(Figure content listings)
▼▼▼

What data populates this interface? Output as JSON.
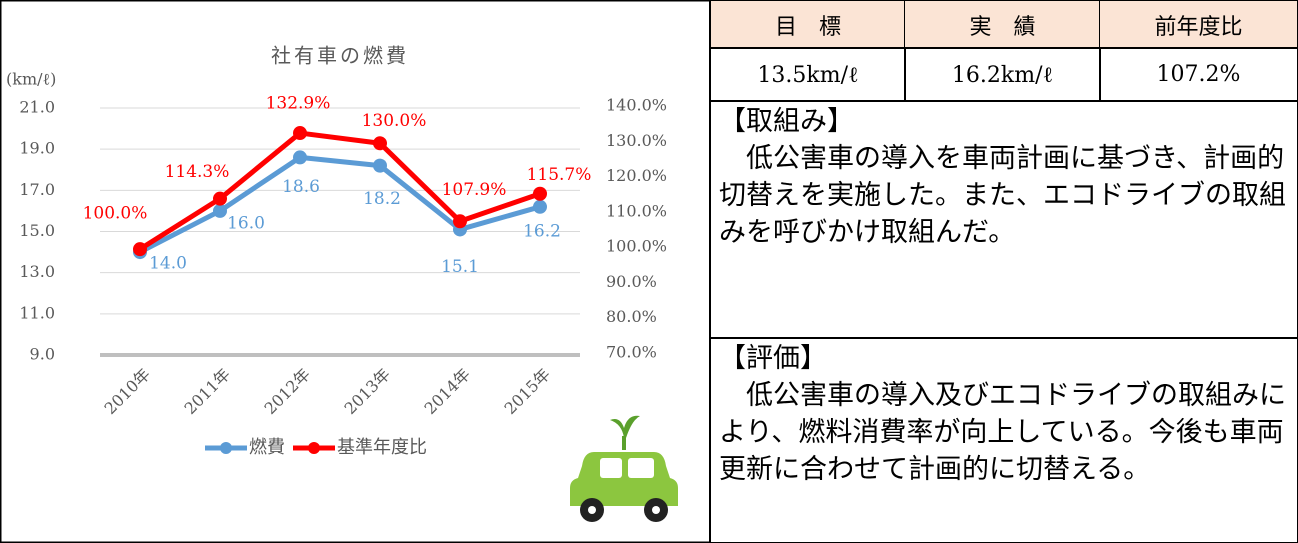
{
  "chart_data": {
    "type": "line",
    "title": "社有車の燃費",
    "y_label": "(km/ℓ)",
    "categories": [
      "2010年",
      "2011年",
      "2012年",
      "2013年",
      "2014年",
      "2015年"
    ],
    "series": [
      {
        "name": "燃費",
        "color": "#5b9bd5",
        "values": [
          14.0,
          16.0,
          18.6,
          18.2,
          15.1,
          16.2
        ],
        "value_labels": [
          "14.0",
          "16.0",
          "18.6",
          "18.2",
          "15.1",
          "16.2"
        ]
      },
      {
        "name": "基準年度比",
        "color": "#ff0000",
        "axis": "y2",
        "values": [
          100.0,
          114.3,
          132.9,
          130.0,
          107.9,
          115.7
        ],
        "value_labels": [
          "100.0%",
          "114.3%",
          "132.9%",
          "130.0%",
          "107.9%",
          "115.7%"
        ]
      }
    ],
    "ylim": [
      9,
      21
    ],
    "yticks": [
      {
        "value": 9,
        "label": "9.0"
      },
      {
        "value": 11,
        "label": "11.0"
      },
      {
        "value": 13,
        "label": "13.0"
      },
      {
        "value": 15,
        "label": "15.0"
      },
      {
        "value": 17,
        "label": "17.0"
      },
      {
        "value": 19,
        "label": "19.0"
      },
      {
        "value": 21,
        "label": "21.0"
      }
    ],
    "y2lim": [
      70,
      140
    ],
    "y2ticks": [
      {
        "value": 70,
        "label": "70.0%"
      },
      {
        "value": 80,
        "label": "80.0%"
      },
      {
        "value": 90,
        "label": "90.0%"
      },
      {
        "value": 100,
        "label": "100.0%"
      },
      {
        "value": 110,
        "label": "110.0%"
      },
      {
        "value": 120,
        "label": "120.0%"
      },
      {
        "value": 130,
        "label": "130.0%"
      },
      {
        "value": 140,
        "label": "140.0%"
      }
    ],
    "grid": true,
    "legend": "bottom"
  },
  "table": {
    "headers": [
      "目　標",
      "実　績",
      "前年度比"
    ],
    "rows": [
      [
        "13.5km/ℓ",
        "16.2km/ℓ",
        "107.2%"
      ]
    ]
  },
  "sections": [
    {
      "heading": "【取組み】",
      "text": "低公害車の導入を車両計画に基づき、計画的切替えを実施した。また、エコドライブの取組みを呼びかけ取組んだ。"
    },
    {
      "heading": "【評価】",
      "text": "低公害車の導入及びエコドライブの取組みにより、燃料消費率が向上している。今後も車両更新に合わせて計画的に切替える。"
    }
  ]
}
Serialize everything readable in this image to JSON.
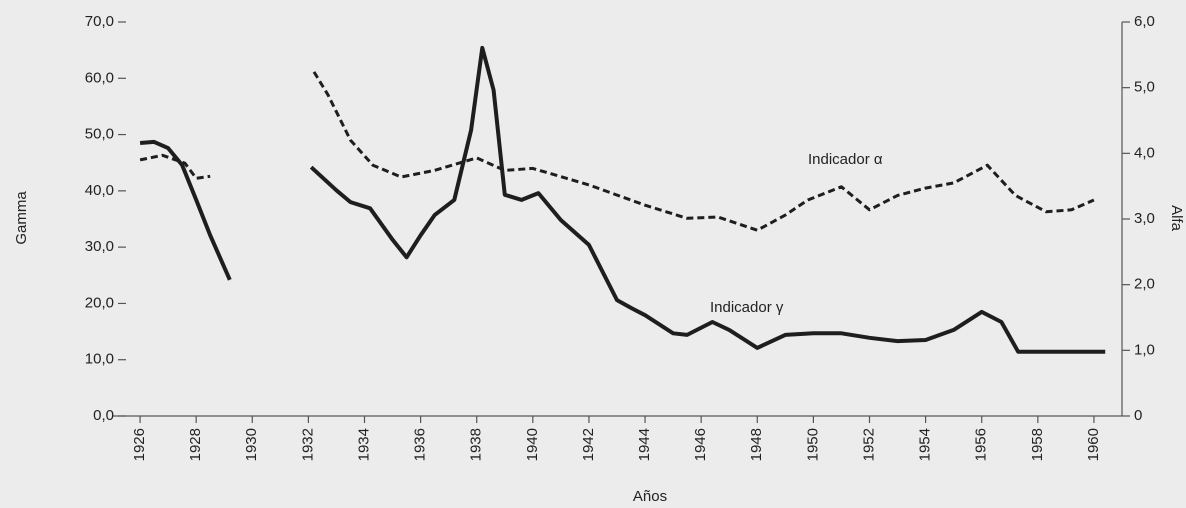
{
  "chart_data": {
    "type": "line",
    "xlabel": "Años",
    "ylabel": "Gamma",
    "y2label": "Alfa",
    "xlim": [
      1925,
      1961
    ],
    "xticks": [
      1926,
      1928,
      1930,
      1932,
      1934,
      1936,
      1938,
      1940,
      1942,
      1944,
      1946,
      1948,
      1950,
      1952,
      1954,
      1956,
      1958,
      1960
    ],
    "ylim": [
      0,
      70
    ],
    "yticks": [
      {
        "value": 0,
        "label": "0,0"
      },
      {
        "value": 10,
        "label": "10,0"
      },
      {
        "value": 20,
        "label": "20,0"
      },
      {
        "value": 30,
        "label": "30,0"
      },
      {
        "value": 40,
        "label": "40,0"
      },
      {
        "value": 50,
        "label": "50,0"
      },
      {
        "value": 60,
        "label": "60,0"
      },
      {
        "value": 70,
        "label": "70,0"
      }
    ],
    "y2lim": [
      0,
      6
    ],
    "y2ticks": [
      0,
      {
        "value": 1,
        "label": "1,0"
      },
      {
        "value": 2,
        "label": "2,0"
      },
      {
        "value": 3,
        "label": "3,0"
      },
      {
        "value": 4,
        "label": "4,0"
      },
      {
        "value": 5,
        "label": "5,0"
      },
      {
        "value": 6,
        "label": "6,0"
      }
    ],
    "series": [
      {
        "name": "Indicador γ",
        "color": "#1e1e1e",
        "dashed": false,
        "x": [
          1926,
          1926.5,
          1927,
          1927.5,
          1928,
          1928.5,
          1929.2,
          1930.5,
          1932.1,
          1933,
          1933.5,
          1934.2,
          1935,
          1935.5,
          1936,
          1936.5,
          1937.2,
          1937.8,
          1938.2,
          1938.6,
          1939,
          1939.6,
          1940.2,
          1941,
          1942,
          1943,
          1943.5,
          1944,
          1945,
          1945.5,
          1946.4,
          1947,
          1948,
          1949,
          1950,
          1951,
          1952,
          1953,
          1954,
          1955,
          1956,
          1956.7,
          1957.3,
          1958,
          1960.4
        ],
        "values": [
          48.5,
          48.7,
          47.6,
          44.6,
          38.4,
          32.1,
          24.2,
          null,
          44.2,
          40.1,
          38.0,
          36.9,
          31.3,
          28.2,
          32.1,
          35.7,
          38.4,
          50.8,
          65.4,
          57.9,
          39.3,
          38.4,
          39.6,
          34.8,
          30.4,
          20.6,
          19.2,
          17.9,
          14.7,
          14.4,
          16.7,
          15.3,
          12.1,
          14.4,
          14.7,
          14.7,
          13.9,
          13.3,
          13.5,
          15.3,
          18.5,
          16.7,
          11.4,
          11.4,
          11.4
        ]
      },
      {
        "name": "Indicador α",
        "color": "#1e1e1e",
        "dashed": true,
        "axis": "y2",
        "x": [
          1926,
          1926.8,
          1927.6,
          1928.0,
          1928.5,
          1930.5,
          1932.2,
          1932.7,
          1933.5,
          1934.3,
          1935.3,
          1936.5,
          1938,
          1939,
          1940,
          1942,
          1944,
          1945.5,
          1946.6,
          1948,
          1949,
          1949.8,
          1951,
          1952,
          1953,
          1954,
          1955,
          1956.2,
          1957.2,
          1958.3,
          1959.2,
          1960
        ],
        "values": [
          3.9,
          3.97,
          3.85,
          3.62,
          3.65,
          null,
          5.24,
          4.89,
          4.2,
          3.82,
          3.64,
          3.74,
          3.93,
          3.74,
          3.77,
          3.52,
          3.21,
          3.01,
          3.03,
          2.83,
          3.06,
          3.29,
          3.49,
          3.14,
          3.36,
          3.47,
          3.55,
          3.82,
          3.36,
          3.11,
          3.14,
          3.29
        ]
      }
    ]
  }
}
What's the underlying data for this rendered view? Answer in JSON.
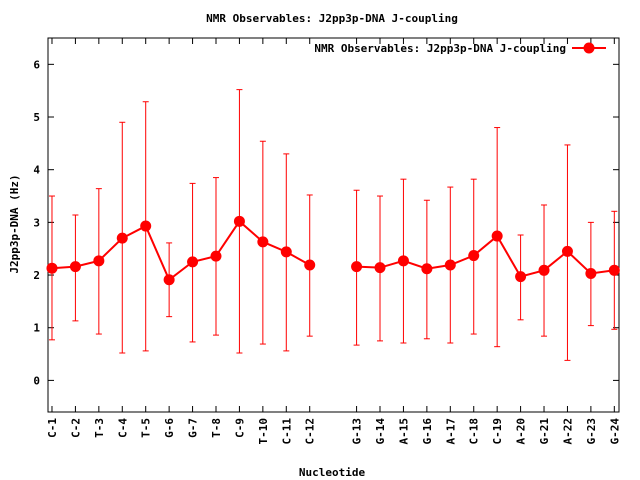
{
  "chart_data": {
    "type": "line",
    "title": "NMR Observables: J2pp3p-DNA J-coupling",
    "xlabel": "Nucleotide",
    "ylabel": "J2pp3p-DNA (Hz)",
    "ylim": [
      -0.6,
      6.5
    ],
    "xlim": [
      0.83,
      25.2
    ],
    "yticks": [
      0,
      1,
      2,
      3,
      4,
      5,
      6
    ],
    "grid": false,
    "legend": {
      "position": "top-right",
      "label": "NMR Observables: J2pp3p-DNA J-coupling"
    },
    "color": "#ff0000",
    "series": [
      {
        "name": "NMR Observables: J2pp3p-DNA J-coupling",
        "points": [
          {
            "label": "C-1",
            "x": 1,
            "y": 2.13,
            "ylow": 0.77,
            "yhigh": 3.5
          },
          {
            "label": "C-2",
            "x": 2,
            "y": 2.16,
            "ylow": 1.13,
            "yhigh": 3.14
          },
          {
            "label": "T-3",
            "x": 3,
            "y": 2.27,
            "ylow": 0.88,
            "yhigh": 3.64
          },
          {
            "label": "C-4",
            "x": 4,
            "y": 2.7,
            "ylow": 0.52,
            "yhigh": 4.9
          },
          {
            "label": "T-5",
            "x": 5,
            "y": 2.93,
            "ylow": 0.56,
            "yhigh": 5.29
          },
          {
            "label": "G-6",
            "x": 6,
            "y": 1.91,
            "ylow": 1.21,
            "yhigh": 2.61
          },
          {
            "label": "G-7",
            "x": 7,
            "y": 2.25,
            "ylow": 0.73,
            "yhigh": 3.74
          },
          {
            "label": "T-8",
            "x": 8,
            "y": 2.36,
            "ylow": 0.86,
            "yhigh": 3.85
          },
          {
            "label": "C-9",
            "x": 9,
            "y": 3.02,
            "ylow": 0.52,
            "yhigh": 5.52
          },
          {
            "label": "T-10",
            "x": 10,
            "y": 2.63,
            "ylow": 0.69,
            "yhigh": 4.54
          },
          {
            "label": "C-11",
            "x": 11,
            "y": 2.44,
            "ylow": 0.56,
            "yhigh": 4.3
          },
          {
            "label": "C-12",
            "x": 12,
            "y": 2.19,
            "ylow": 0.84,
            "yhigh": 3.52
          },
          {
            "label": "G-13",
            "x": 14,
            "y": 2.16,
            "ylow": 0.67,
            "yhigh": 3.61
          },
          {
            "label": "G-14",
            "x": 15,
            "y": 2.14,
            "ylow": 0.75,
            "yhigh": 3.5
          },
          {
            "label": "A-15",
            "x": 16,
            "y": 2.27,
            "ylow": 0.71,
            "yhigh": 3.82
          },
          {
            "label": "G-16",
            "x": 17,
            "y": 2.12,
            "ylow": 0.79,
            "yhigh": 3.42
          },
          {
            "label": "A-17",
            "x": 18,
            "y": 2.19,
            "ylow": 0.71,
            "yhigh": 3.67
          },
          {
            "label": "C-18",
            "x": 19,
            "y": 2.37,
            "ylow": 0.88,
            "yhigh": 3.82
          },
          {
            "label": "C-19",
            "x": 20,
            "y": 2.74,
            "ylow": 0.64,
            "yhigh": 4.8
          },
          {
            "label": "A-20",
            "x": 21,
            "y": 1.97,
            "ylow": 1.15,
            "yhigh": 2.76
          },
          {
            "label": "G-21",
            "x": 22,
            "y": 2.09,
            "ylow": 0.84,
            "yhigh": 3.33
          },
          {
            "label": "A-22",
            "x": 23,
            "y": 2.45,
            "ylow": 0.38,
            "yhigh": 4.47
          },
          {
            "label": "G-23",
            "x": 24,
            "y": 2.03,
            "ylow": 1.04,
            "yhigh": 3.0
          },
          {
            "label": "G-24",
            "x": 25,
            "y": 2.09,
            "ylow": 0.97,
            "yhigh": 3.21
          }
        ]
      }
    ]
  }
}
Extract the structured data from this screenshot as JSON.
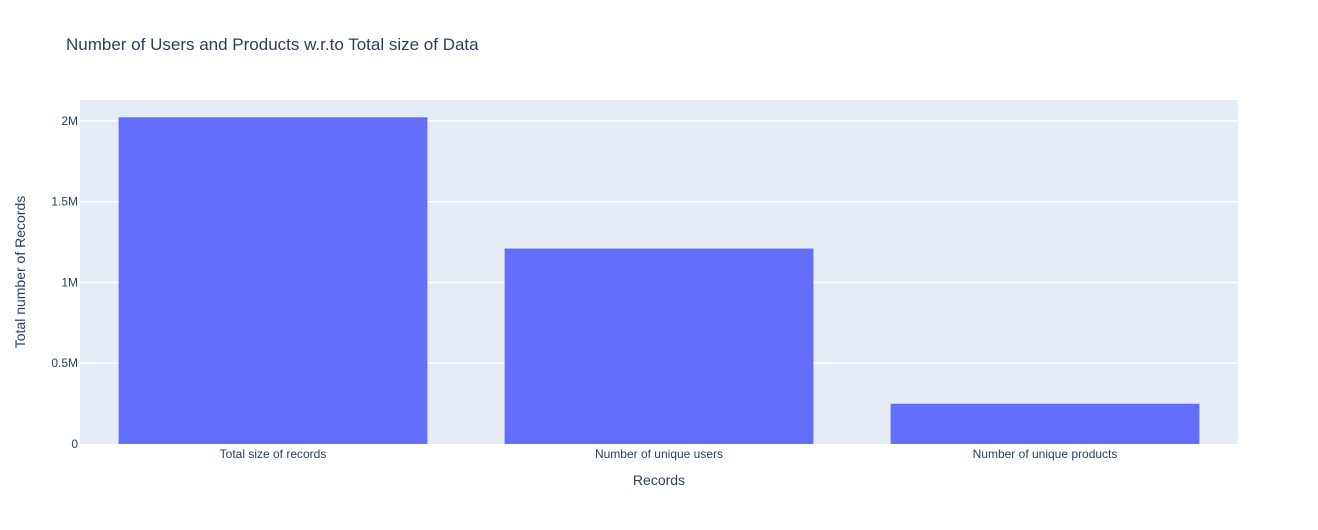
{
  "chart_data": {
    "type": "bar",
    "title": "Number of Users and Products w.r.to Total size of Data",
    "xlabel": "Records",
    "ylabel": "Total number of Records",
    "categories": [
      "Total size of records",
      "Number of unique users",
      "Number of unique products"
    ],
    "values": [
      2023070,
      1210271,
      249274
    ],
    "ylim": [
      0,
      2130000
    ],
    "yticks": [
      {
        "value": 0,
        "label": "0"
      },
      {
        "value": 500000,
        "label": "0.5M"
      },
      {
        "value": 1000000,
        "label": "1M"
      },
      {
        "value": 1500000,
        "label": "1.5M"
      },
      {
        "value": 2000000,
        "label": "2M"
      }
    ],
    "grid": true,
    "legend": "none",
    "colors": {
      "bar": "#636efa",
      "plot_background": "#e5ecf6",
      "grid": "#ffffff",
      "text": "#2a3f5f"
    }
  }
}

▲▲▲

WHAT IS ASKED
Give again the lines from the line that contains "Extract the structured" through the last line of the material above, exactly and with both ends included. Omit the pictures.

TASK RESPONSE
Extract the structured data from this screenshot as JSON.
{
  "chart_data": {
    "type": "bar",
    "title": "Number of Users and Products w.r.to Total size of Data",
    "xlabel": "Records",
    "ylabel": "Total number of Records",
    "categories": [
      "Total size of records",
      "Number of unique users",
      "Number of unique products"
    ],
    "values": [
      2023070,
      1210271,
      249274
    ],
    "ylim": [
      0,
      2130000
    ],
    "yticks": [
      {
        "value": 0,
        "label": "0"
      },
      {
        "value": 500000,
        "label": "0.5M"
      },
      {
        "value": 1000000,
        "label": "1M"
      },
      {
        "value": 1500000,
        "label": "1.5M"
      },
      {
        "value": 2000000,
        "label": "2M"
      }
    ],
    "grid": true,
    "legend": "none",
    "colors": {
      "bar": "#636efa",
      "plot_background": "#e5ecf6",
      "grid": "#ffffff",
      "text": "#2a3f5f"
    }
  }
}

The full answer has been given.